--- EXERCISE INPUTS Enclosed Below ---
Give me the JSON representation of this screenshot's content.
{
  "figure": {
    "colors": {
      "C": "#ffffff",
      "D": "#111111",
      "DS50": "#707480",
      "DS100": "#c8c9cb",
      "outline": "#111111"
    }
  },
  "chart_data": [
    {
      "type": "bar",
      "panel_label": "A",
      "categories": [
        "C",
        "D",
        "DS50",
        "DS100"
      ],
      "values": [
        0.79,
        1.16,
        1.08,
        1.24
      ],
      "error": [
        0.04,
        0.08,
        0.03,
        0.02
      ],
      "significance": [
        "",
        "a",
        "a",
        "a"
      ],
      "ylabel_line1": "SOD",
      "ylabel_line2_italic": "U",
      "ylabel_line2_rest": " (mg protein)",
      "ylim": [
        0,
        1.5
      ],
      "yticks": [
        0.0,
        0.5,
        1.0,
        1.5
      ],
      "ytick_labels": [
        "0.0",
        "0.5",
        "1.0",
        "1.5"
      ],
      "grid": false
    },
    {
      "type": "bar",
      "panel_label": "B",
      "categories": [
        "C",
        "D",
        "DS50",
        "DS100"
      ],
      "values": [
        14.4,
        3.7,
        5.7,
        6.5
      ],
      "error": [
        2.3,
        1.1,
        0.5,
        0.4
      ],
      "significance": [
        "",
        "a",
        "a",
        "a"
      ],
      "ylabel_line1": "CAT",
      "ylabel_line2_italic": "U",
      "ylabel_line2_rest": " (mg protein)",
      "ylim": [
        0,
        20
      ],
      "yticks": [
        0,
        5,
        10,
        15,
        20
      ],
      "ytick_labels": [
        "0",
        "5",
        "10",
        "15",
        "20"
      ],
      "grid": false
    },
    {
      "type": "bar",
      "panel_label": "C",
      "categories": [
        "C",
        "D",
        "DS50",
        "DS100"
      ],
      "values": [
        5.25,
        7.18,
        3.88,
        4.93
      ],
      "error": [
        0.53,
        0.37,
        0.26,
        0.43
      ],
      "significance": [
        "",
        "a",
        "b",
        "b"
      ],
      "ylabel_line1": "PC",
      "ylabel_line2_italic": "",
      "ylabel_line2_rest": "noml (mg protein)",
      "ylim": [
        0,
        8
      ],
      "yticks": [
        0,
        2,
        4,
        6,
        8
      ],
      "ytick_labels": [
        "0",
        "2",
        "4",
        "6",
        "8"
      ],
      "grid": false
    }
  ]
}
--- End of Enclosed EXERCISE INPUTS ---
--- EXERCISE INPUTS Enclosed Below ---
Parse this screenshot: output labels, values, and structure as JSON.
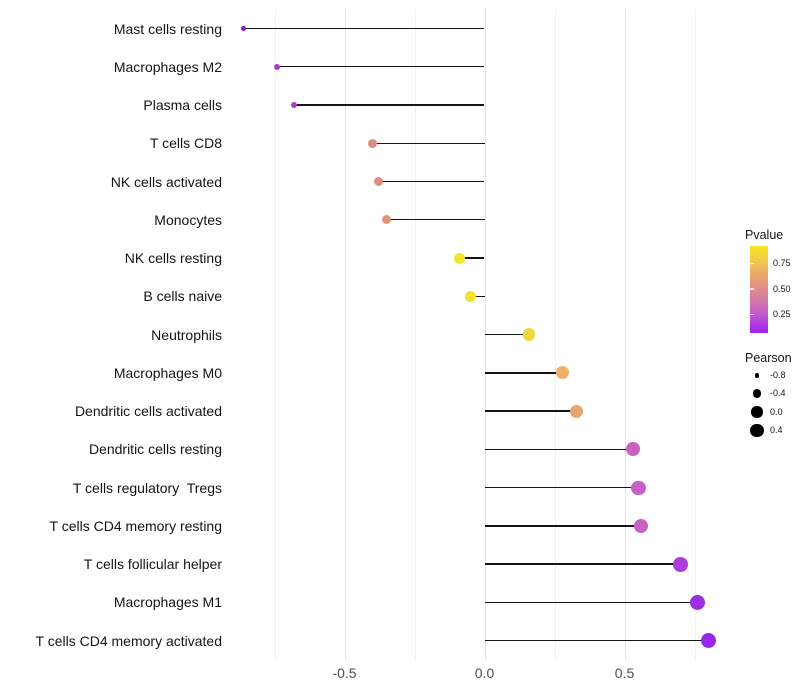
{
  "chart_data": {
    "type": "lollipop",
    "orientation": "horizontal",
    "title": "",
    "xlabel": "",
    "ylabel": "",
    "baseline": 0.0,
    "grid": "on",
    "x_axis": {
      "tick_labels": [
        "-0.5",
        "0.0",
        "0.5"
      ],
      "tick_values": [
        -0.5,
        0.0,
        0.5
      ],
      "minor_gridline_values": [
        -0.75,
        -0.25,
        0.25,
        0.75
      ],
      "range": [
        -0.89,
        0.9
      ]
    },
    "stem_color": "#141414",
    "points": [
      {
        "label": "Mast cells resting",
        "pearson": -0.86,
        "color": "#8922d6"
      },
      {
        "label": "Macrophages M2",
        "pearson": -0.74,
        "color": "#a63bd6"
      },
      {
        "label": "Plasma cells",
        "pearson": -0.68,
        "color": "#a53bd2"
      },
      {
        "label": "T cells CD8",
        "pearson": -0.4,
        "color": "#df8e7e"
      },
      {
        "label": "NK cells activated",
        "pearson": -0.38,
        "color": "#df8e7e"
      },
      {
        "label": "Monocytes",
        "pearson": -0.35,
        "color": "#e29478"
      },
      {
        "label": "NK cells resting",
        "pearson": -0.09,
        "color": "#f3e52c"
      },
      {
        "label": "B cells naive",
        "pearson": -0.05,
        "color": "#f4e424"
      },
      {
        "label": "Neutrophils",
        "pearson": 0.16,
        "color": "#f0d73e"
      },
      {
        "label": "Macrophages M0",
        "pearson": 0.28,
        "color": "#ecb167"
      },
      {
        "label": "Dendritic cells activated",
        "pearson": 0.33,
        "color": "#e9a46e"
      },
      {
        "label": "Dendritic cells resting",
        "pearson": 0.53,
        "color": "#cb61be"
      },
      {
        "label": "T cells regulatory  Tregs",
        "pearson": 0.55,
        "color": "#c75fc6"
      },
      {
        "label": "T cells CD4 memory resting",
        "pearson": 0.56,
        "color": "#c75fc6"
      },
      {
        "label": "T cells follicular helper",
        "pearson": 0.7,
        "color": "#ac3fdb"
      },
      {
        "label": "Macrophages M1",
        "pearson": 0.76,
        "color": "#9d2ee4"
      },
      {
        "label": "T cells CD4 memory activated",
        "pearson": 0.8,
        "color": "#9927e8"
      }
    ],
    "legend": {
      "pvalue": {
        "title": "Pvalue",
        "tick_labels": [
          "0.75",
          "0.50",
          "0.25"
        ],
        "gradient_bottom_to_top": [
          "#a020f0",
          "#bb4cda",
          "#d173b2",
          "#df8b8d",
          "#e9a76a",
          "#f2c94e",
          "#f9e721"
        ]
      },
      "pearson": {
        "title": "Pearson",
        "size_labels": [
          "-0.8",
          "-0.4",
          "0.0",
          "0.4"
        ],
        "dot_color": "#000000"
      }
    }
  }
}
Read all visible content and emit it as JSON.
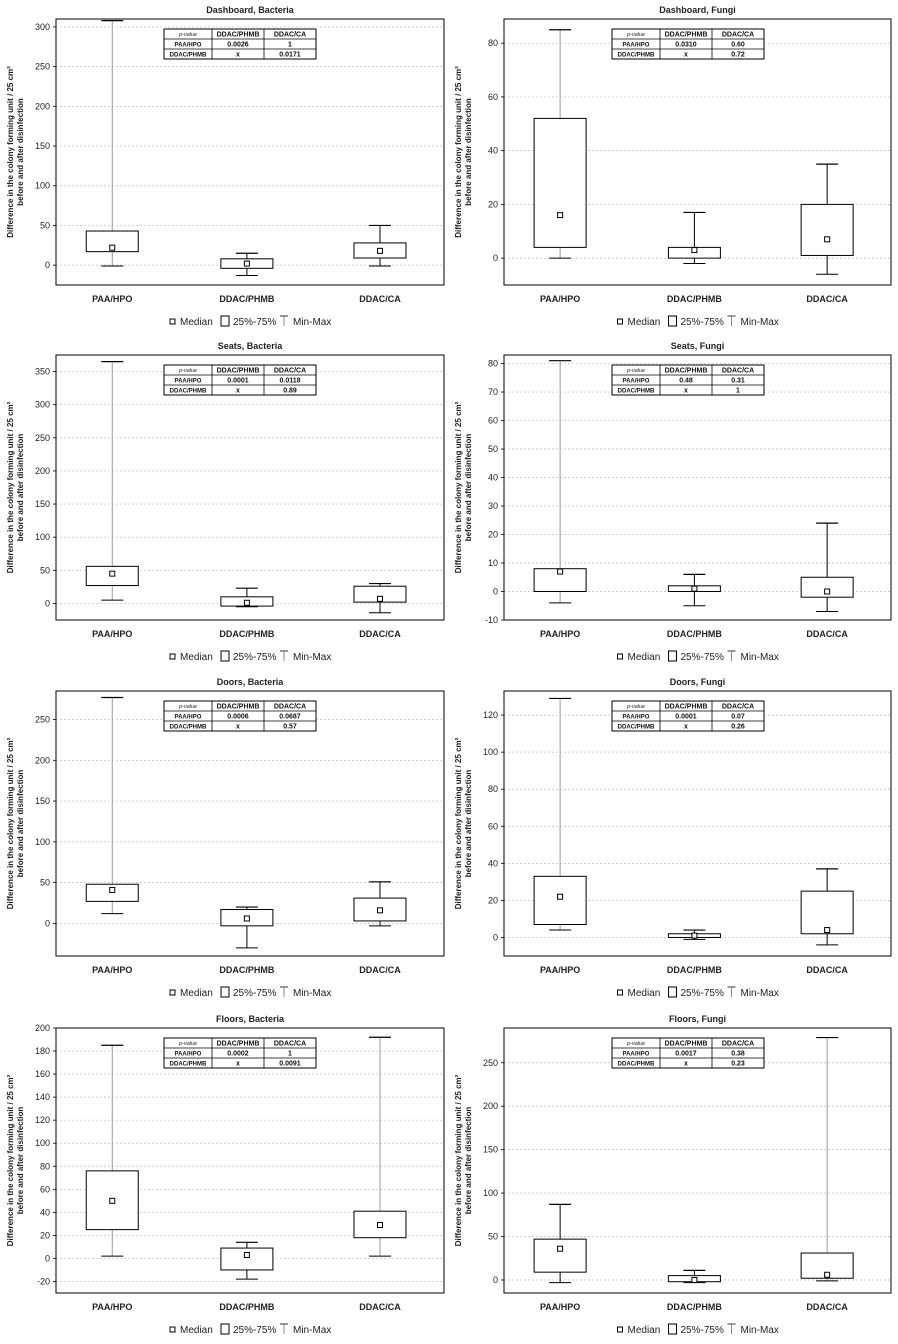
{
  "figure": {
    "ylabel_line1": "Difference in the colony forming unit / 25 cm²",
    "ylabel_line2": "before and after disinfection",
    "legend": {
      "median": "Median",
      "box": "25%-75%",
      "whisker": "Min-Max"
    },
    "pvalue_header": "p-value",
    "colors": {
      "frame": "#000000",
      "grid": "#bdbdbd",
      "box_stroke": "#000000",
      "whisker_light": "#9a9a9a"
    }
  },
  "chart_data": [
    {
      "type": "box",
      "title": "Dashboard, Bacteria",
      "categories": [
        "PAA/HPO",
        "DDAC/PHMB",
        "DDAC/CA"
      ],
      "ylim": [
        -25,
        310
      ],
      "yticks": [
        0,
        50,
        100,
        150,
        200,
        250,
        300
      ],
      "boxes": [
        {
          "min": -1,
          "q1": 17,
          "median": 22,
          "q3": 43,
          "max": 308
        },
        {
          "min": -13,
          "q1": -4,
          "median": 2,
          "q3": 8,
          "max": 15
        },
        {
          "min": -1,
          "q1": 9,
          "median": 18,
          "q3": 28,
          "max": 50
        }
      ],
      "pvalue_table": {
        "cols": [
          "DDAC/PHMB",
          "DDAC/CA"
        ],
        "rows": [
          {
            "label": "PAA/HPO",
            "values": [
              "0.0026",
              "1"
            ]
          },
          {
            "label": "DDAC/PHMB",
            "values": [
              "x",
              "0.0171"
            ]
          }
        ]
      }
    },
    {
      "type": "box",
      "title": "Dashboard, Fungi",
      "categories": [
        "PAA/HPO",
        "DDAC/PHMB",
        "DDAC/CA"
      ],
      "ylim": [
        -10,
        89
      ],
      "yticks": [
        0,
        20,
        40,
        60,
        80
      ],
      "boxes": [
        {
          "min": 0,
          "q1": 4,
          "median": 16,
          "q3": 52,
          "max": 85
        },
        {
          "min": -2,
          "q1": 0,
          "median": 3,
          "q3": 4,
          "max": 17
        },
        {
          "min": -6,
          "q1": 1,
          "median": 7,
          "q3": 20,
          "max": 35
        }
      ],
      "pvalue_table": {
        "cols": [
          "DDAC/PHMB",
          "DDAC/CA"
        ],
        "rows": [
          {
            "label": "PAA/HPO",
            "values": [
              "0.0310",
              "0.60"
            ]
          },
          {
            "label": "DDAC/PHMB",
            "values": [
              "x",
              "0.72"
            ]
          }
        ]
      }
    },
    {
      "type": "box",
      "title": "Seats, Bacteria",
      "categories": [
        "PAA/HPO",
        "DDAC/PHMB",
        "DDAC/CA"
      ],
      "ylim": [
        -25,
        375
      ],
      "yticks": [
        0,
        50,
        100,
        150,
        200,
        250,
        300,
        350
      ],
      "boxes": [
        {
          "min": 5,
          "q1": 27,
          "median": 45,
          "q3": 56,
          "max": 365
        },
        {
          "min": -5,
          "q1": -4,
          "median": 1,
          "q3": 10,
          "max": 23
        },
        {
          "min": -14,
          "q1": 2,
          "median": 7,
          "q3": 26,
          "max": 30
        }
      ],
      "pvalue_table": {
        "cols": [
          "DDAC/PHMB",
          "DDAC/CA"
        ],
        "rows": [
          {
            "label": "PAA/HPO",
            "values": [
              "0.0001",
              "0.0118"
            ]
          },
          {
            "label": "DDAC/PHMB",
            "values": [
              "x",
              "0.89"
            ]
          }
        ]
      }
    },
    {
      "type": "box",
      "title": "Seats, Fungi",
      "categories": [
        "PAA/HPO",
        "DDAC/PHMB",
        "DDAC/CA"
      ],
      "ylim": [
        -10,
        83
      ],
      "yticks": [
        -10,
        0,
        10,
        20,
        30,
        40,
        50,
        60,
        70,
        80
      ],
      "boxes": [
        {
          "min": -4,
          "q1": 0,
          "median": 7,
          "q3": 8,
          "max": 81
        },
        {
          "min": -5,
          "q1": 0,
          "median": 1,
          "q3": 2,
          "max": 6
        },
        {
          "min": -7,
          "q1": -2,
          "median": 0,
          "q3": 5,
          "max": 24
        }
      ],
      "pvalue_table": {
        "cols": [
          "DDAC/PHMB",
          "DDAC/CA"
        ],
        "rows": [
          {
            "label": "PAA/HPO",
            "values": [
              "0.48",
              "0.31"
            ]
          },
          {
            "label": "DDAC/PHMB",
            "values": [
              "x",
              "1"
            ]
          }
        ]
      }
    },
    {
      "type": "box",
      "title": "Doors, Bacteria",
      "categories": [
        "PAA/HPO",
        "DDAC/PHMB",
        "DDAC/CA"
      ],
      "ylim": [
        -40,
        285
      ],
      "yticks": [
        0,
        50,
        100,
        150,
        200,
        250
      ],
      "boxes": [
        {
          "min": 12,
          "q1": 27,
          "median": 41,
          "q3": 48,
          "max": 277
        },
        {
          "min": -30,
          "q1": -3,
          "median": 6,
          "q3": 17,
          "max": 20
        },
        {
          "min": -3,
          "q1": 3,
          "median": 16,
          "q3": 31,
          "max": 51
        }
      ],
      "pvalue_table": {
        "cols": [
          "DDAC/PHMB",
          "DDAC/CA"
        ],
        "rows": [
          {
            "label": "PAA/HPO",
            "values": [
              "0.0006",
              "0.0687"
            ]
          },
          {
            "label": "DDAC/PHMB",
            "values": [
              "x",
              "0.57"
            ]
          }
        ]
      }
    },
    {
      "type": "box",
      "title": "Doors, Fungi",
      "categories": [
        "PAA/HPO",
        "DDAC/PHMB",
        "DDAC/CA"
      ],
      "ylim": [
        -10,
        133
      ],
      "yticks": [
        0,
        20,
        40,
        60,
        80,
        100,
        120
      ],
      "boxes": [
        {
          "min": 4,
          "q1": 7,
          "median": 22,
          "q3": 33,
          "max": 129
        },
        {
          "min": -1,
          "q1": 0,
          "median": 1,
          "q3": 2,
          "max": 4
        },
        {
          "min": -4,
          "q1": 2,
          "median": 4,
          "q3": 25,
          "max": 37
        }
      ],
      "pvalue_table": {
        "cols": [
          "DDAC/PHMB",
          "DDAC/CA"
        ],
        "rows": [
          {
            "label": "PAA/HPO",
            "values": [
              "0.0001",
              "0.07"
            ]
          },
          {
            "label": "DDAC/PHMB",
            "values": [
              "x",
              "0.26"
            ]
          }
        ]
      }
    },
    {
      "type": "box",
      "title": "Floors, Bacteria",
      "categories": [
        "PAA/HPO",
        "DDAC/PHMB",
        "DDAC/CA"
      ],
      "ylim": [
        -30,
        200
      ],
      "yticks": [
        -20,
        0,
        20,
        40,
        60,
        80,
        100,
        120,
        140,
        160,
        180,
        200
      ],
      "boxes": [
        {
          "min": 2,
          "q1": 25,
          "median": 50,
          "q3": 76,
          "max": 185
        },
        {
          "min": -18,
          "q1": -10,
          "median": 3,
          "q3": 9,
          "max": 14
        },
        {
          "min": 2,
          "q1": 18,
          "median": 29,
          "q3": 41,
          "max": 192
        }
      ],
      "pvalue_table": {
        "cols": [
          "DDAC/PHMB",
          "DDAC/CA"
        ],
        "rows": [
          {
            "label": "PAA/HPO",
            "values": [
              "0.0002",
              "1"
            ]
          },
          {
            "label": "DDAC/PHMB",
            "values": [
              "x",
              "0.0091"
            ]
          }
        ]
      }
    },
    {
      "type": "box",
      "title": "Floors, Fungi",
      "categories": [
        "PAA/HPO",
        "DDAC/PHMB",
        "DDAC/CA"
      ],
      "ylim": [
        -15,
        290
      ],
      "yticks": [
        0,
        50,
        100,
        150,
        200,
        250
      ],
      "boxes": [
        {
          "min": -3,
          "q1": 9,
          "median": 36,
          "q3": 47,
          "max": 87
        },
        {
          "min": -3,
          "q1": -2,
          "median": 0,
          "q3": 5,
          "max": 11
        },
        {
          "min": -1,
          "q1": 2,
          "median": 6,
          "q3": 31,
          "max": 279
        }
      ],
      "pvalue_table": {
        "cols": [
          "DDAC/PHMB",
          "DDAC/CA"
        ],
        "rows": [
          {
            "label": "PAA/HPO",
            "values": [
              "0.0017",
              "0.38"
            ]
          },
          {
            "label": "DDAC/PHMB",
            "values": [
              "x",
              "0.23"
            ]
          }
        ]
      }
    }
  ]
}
--- End of Enclosed EXERCISE INPUTS ---
--- EXERCISE INPUTS Enclosed Below ---
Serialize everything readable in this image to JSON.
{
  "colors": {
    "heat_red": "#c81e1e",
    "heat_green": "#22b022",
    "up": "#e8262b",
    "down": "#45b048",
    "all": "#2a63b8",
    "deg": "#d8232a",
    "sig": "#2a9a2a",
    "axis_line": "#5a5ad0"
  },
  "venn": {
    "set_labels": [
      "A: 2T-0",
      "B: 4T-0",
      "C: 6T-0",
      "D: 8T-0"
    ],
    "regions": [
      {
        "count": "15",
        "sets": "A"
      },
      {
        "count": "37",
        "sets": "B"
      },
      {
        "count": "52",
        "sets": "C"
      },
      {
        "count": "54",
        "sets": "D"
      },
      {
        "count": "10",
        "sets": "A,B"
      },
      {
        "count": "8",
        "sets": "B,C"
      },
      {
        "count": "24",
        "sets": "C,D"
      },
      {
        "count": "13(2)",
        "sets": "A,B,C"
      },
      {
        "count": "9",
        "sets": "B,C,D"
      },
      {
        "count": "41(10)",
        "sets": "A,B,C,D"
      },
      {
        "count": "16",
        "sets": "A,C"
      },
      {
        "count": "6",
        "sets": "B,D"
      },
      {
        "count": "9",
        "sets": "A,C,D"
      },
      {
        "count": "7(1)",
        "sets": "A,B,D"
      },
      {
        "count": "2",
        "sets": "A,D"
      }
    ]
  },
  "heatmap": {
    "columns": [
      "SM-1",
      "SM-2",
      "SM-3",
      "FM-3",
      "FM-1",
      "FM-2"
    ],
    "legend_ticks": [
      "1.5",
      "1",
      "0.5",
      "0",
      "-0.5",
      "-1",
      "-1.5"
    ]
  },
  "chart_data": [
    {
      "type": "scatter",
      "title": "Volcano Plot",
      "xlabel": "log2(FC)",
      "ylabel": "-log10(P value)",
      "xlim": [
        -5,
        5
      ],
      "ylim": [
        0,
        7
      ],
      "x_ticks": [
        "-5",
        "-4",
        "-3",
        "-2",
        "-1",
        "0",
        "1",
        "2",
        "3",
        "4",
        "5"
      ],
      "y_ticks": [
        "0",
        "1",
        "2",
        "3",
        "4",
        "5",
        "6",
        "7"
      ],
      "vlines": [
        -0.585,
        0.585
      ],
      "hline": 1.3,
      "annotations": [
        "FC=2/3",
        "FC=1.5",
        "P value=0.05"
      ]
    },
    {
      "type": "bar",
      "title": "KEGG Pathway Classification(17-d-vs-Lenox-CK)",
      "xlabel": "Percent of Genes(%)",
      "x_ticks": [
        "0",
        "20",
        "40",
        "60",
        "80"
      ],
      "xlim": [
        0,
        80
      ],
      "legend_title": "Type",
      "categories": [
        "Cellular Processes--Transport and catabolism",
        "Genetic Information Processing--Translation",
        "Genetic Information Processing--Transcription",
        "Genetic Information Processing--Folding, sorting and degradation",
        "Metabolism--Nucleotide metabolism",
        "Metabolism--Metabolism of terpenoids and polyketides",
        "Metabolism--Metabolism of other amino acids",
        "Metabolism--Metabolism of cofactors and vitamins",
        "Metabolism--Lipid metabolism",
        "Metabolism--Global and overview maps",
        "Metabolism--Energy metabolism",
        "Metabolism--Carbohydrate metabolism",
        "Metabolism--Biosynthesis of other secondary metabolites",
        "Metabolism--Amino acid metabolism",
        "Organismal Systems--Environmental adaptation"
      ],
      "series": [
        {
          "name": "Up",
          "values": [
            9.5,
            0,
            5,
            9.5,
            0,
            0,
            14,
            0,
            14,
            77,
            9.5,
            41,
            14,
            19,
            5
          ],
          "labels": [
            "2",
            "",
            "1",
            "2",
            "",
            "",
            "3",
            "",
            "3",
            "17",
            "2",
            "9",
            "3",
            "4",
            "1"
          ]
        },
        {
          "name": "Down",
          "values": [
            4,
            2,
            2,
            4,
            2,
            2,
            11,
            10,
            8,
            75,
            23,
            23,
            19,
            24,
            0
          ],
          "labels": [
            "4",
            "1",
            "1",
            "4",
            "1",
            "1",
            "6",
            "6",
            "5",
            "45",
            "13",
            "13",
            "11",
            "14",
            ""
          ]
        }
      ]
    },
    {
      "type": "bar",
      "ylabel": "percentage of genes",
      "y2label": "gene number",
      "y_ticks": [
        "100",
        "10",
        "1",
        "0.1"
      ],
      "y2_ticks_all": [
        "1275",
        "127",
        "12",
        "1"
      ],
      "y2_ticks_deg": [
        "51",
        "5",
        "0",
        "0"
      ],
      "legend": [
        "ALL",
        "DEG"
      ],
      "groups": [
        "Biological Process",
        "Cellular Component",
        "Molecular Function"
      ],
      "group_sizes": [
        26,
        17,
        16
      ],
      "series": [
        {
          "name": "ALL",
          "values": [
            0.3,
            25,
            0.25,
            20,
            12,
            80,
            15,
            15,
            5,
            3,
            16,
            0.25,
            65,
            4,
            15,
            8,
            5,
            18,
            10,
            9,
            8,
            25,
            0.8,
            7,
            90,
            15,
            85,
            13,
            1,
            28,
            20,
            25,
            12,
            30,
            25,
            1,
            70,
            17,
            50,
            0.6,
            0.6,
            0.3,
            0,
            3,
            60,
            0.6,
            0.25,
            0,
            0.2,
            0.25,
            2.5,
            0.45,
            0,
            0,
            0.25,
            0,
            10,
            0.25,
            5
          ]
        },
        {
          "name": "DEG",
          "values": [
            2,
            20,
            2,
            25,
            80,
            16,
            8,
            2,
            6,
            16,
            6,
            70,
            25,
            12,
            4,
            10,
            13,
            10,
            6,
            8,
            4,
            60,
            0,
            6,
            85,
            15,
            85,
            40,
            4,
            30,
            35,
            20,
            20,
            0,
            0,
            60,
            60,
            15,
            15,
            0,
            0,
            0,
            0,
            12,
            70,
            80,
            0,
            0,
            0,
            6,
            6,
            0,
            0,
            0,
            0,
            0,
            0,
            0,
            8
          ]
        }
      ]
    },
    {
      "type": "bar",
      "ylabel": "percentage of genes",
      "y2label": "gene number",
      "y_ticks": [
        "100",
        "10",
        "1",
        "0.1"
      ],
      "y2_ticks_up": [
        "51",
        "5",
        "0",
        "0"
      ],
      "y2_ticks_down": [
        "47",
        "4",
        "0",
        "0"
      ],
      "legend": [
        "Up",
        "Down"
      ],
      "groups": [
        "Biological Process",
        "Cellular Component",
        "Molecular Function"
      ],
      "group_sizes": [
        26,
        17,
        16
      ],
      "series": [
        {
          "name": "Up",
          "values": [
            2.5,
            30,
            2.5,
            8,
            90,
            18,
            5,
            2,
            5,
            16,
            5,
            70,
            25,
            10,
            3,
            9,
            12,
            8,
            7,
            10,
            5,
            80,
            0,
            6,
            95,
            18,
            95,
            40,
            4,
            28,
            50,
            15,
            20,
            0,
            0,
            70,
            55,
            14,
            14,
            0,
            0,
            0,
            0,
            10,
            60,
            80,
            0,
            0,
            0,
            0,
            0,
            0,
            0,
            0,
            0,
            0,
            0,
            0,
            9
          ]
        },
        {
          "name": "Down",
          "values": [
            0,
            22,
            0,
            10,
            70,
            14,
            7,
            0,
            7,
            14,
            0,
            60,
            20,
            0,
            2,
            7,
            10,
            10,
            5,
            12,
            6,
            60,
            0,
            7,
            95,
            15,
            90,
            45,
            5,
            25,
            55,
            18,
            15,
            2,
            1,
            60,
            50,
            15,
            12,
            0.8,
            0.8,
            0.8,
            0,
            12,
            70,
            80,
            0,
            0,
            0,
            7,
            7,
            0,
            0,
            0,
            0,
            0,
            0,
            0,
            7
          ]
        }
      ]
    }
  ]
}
--- End of Enclosed EXERCISE INPUTS ---
*EXERCISE REQUIREMENTS*.
Show every line from the listing that contains "Genetic".

*SOLUTION BELOW*.
        "Genetic Information Processing--Translation",
        "Genetic Information Processing--Transcription",
        "Genetic Information Processing--Folding, sorting and degradation",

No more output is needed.